» TO DO
1. Decide whether each statement agrees with the blog post "To You Who Are Tempest-Tost": (a) the writer says God seems to speak through her more when she is unsure what to say; (b) the writer says many who meet her consider her less vulnerable than the average person; (c) the writer calls learning to listen to herself only exciting. Answer yes or no for each, quoting the deciding words.
2. Extend the blog post "To You Who Are Tempest-Tost" by a paragraph or two, picking up right after its final sentence.
━━━━━ SELECTED PASSAGE ━━━━━
To You Who Are Tempest-Tost

I am constant, I am near
I am peace that shatters all your secret fears
I am holy, I am wise
I'm the only one who knows your heart's desires
Your heart's desires
-Jill Phillips, "I Am"

...and to the one who knocks, the door will be opened.
-Matthew 7:8



I think it's time to write because I am feeling broken, and I have found that God seems to speak through me even more when I am not sure what to say.

Lord, I humbly ask for words.

I have been doing a lot of self-understanding and self-compassion work lately (see last blog post). I am someone who is considered by many who meet her to be more vulnerable than the average person on the street, but these layers I am looking at lately are even deeper than my usual depth. I am being shown some of my blind spots, areas of my life that have kept me from understanding just how much Jesus loves me, Elizabeth, and how deeply adequate the reality of that love is.

I am trying to learn to listen to myself more. So, that's both exciting and scary.
━━━━━ MATERIAL PROVIDED ━━━━━
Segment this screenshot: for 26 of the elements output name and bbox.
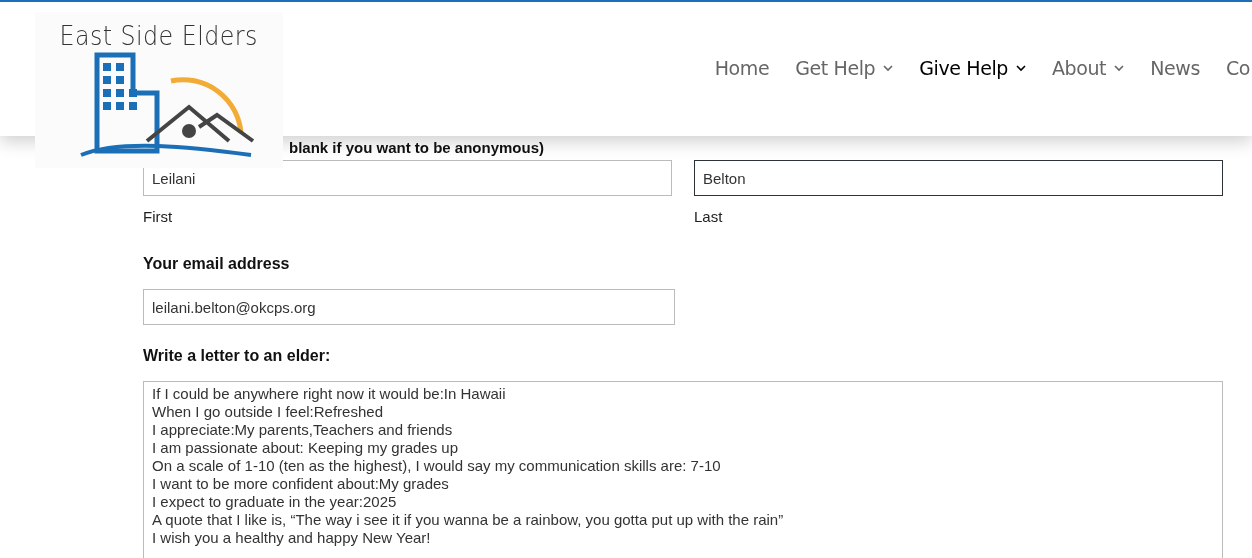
━━━━━
» EXPECTED RESPONSES
1.
(a) Yes: "God seems to speak through me even more when I am not sure what to say."
(b) No: "considered by many who meet her to be more vulnerable than the average person on the street"
(c) No: "So, that's both exciting and scary."

2.
I am trying to figure out my place in acting, which seems to be the struggle of the decade . . . s for me. But even tonight, as I walked back to my car from watching some live theatre with my cousin, and found myself in the old, familiar mental struggle, trying to use all of my analysis skills to uncover my life's calling, I heard a different, whispering voice in my head.

I felt the dirt of the parking lot brushing my cheeks and chalking up my feet, and I looked up at a clear, black sky. In that sky, straight up ahead was the Big Dipper, a reminder of steady things that are bigger and more enduring than me. To my left was a crescent moon, made clear and sharp by the cloudless air. And inside me, knowing that one of my native languages is movies, the way a good daddy knows his daughter, the Holy Spirit's whispering voice reminded me of a scene from The Matrix.

It is the scene shortly after Neo has been unplugged, freed from the machine-dominated system he has always unknowingly lived in, and he is laying on a bed in the real world, surrounded by members of the rebel group who have been freed from the matrix and are trying to free other people.

Neo has acupuncture needles all over him and can't seem to move his body, and Morpheus, the rebellion's leader, sees the question in his eyes.

Morpheus: You're muscles have atrophied, we're rebuilding them.
Neo: Why do my eyes hurt?
Morpheus: You've never used them before.

Neo looks confused.

Morpheus: Rest, Neo, the answers are coming.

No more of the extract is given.